* _WHAT THE EXERCISE ASKS_:
Print every record below exactly as written.

* _DATASET CONTENT_:
# # #

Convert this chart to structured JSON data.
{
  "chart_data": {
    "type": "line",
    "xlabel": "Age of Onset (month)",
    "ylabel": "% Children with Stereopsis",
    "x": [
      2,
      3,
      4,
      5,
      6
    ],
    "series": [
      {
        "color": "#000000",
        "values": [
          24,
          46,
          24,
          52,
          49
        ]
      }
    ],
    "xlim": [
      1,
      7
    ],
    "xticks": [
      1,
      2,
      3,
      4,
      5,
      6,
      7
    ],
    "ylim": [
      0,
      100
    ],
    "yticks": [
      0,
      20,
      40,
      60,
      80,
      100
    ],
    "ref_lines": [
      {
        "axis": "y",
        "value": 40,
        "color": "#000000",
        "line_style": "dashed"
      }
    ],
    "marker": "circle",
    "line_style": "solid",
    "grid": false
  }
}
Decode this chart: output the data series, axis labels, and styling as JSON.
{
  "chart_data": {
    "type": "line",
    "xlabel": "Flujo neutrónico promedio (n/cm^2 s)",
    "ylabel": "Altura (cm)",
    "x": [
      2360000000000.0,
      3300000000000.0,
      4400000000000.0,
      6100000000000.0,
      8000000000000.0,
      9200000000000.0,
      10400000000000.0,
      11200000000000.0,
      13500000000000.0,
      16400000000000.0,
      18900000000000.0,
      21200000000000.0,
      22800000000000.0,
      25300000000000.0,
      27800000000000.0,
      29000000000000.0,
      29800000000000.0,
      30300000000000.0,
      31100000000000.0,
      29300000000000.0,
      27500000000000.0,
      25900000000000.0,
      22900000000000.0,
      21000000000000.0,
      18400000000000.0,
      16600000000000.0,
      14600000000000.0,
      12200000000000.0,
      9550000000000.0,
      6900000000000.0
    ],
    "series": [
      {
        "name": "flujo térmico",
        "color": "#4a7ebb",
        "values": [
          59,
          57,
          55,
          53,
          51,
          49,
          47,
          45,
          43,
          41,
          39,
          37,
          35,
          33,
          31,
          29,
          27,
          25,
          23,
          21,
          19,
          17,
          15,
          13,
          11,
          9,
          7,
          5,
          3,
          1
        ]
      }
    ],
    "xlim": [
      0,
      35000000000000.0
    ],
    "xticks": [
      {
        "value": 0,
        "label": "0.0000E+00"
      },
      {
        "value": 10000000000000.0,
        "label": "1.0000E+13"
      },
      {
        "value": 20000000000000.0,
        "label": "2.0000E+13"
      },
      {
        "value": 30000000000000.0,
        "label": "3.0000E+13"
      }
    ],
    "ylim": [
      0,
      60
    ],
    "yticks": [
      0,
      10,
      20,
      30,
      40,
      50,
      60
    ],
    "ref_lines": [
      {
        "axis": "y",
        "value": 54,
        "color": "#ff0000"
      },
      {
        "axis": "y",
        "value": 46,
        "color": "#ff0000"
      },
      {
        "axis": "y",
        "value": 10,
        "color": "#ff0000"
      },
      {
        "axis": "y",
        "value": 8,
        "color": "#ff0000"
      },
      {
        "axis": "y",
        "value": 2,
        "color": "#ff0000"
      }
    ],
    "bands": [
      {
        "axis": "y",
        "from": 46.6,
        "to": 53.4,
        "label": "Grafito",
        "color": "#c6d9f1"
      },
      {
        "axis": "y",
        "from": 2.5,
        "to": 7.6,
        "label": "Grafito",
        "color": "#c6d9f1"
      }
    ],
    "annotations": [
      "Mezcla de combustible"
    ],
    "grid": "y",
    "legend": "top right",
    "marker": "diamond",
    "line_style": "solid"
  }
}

# # #

* _EXPECTED ANSWER_:
Convert this chart to structured JSON data.
{
  "chart_data": {
    "type": "line",
    "xlabel": "Age of Onset (month)",
    "ylabel": "% Children with Stereopsis",
    "x": [
      2,
      3,
      4,
      5,
      6
    ],
    "series": [
      {
        "color": "#000000",
        "values": [
          24,
          46,
          24,
          52,
          49
        ]
      }
    ],
    "xlim": [
      1,
      7
    ],
    "xticks": [
      1,
      2,
      3,
      4,
      5,
      6,
      7
    ],
    "ylim": [
      0,
      100
    ],
    "yticks": [
      0,
      20,
      40,
      60,
      80,
      100
    ],
    "ref_lines": [
      {
        "axis": "y",
        "value": 40,
        "color": "#000000",
        "line_style": "dashed"
      }
    ],
    "marker": "circle",
    "line_style": "solid",
    "grid": false
  }
}
Decode this chart: output the data series, axis labels, and styling as JSON.
{
  "chart_data": {
    "type": "line",
    "xlabel": "Flujo neutrónico promedio (n/cm^2 s)",
    "ylabel": "Altura (cm)",
    "x": [
      2360000000000.0,
      3300000000000.0,
      4400000000000.0,
      6100000000000.0,
      8000000000000.0,
      9200000000000.0,
      10400000000000.0,
      11200000000000.0,
      13500000000000.0,
      16400000000000.0,
      18900000000000.0,
      21200000000000.0,
      22800000000000.0,
      25300000000000.0,
      27800000000000.0,
      29000000000000.0,
      29800000000000.0,
      30300000000000.0,
      31100000000000.0,
      29300000000000.0,
      27500000000000.0,
      25900000000000.0,
      22900000000000.0,
      21000000000000.0,
      18400000000000.0,
      16600000000000.0,
      14600000000000.0,
      12200000000000.0,
      9550000000000.0,
      6900000000000.0
    ],
    "series": [
      {
        "name": "flujo térmico",
        "color": "#4a7ebb",
        "values": [
          59,
          57,
          55,
          53,
          51,
          49,
          47,
          45,
          43,
          41,
          39,
          37,
          35,
          33,
          31,
          29,
          27,
          25,
          23,
          21,
          19,
          17,
          15,
          13,
          11,
          9,
          7,
          5,
          3,
          1
        ]
      }
    ],
    "xlim": [
      0,
      35000000000000.0
    ],
    "xticks": [
      {
        "value": 0,
        "label": "0.0000E+00"
      },
      {
        "value": 10000000000000.0,
        "label": "1.0000E+13"
      },
      {
        "value": 20000000000000.0,
        "label": "2.0000E+13"
      },
      {
        "value": 30000000000000.0,
        "label": "3.0000E+13"
      }
    ],
    "ylim": [
      0,
      60
    ],
    "yticks": [
      0,
      10,
      20,
      30,
      40,
      50,
      60
    ],
    "ref_lines": [
      {
        "axis": "y",
        "value": 54,
        "color": "#ff0000"
      },
      {
        "axis": "y",
        "value": 46,
        "color": "#ff0000"
      },
      {
        "axis": "y",
        "value": 10,
        "color": "#ff0000"
      },
      {
        "axis": "y",
        "value": 8,
        "color": "#ff0000"
      },
      {
        "axis": "y",
        "value": 2,
        "color": "#ff0000"
      }
    ],
    "bands": [
      {
        "axis": "y",
        "from": 46.6,
        "to": 53.4,
        "label": "Grafito",
        "color": "#c6d9f1"
      },
      {
        "axis": "y",
        "from": 2.5,
        "to": 7.6,
        "label": "Grafito",
        "color": "#c6d9f1"
      }
    ],
    "annotations": [
      "Mezcla de combustible"
    ],
    "grid": "y",
    "legend": "top right",
    "marker": "diamond",
    "line_style": "solid"
  }
}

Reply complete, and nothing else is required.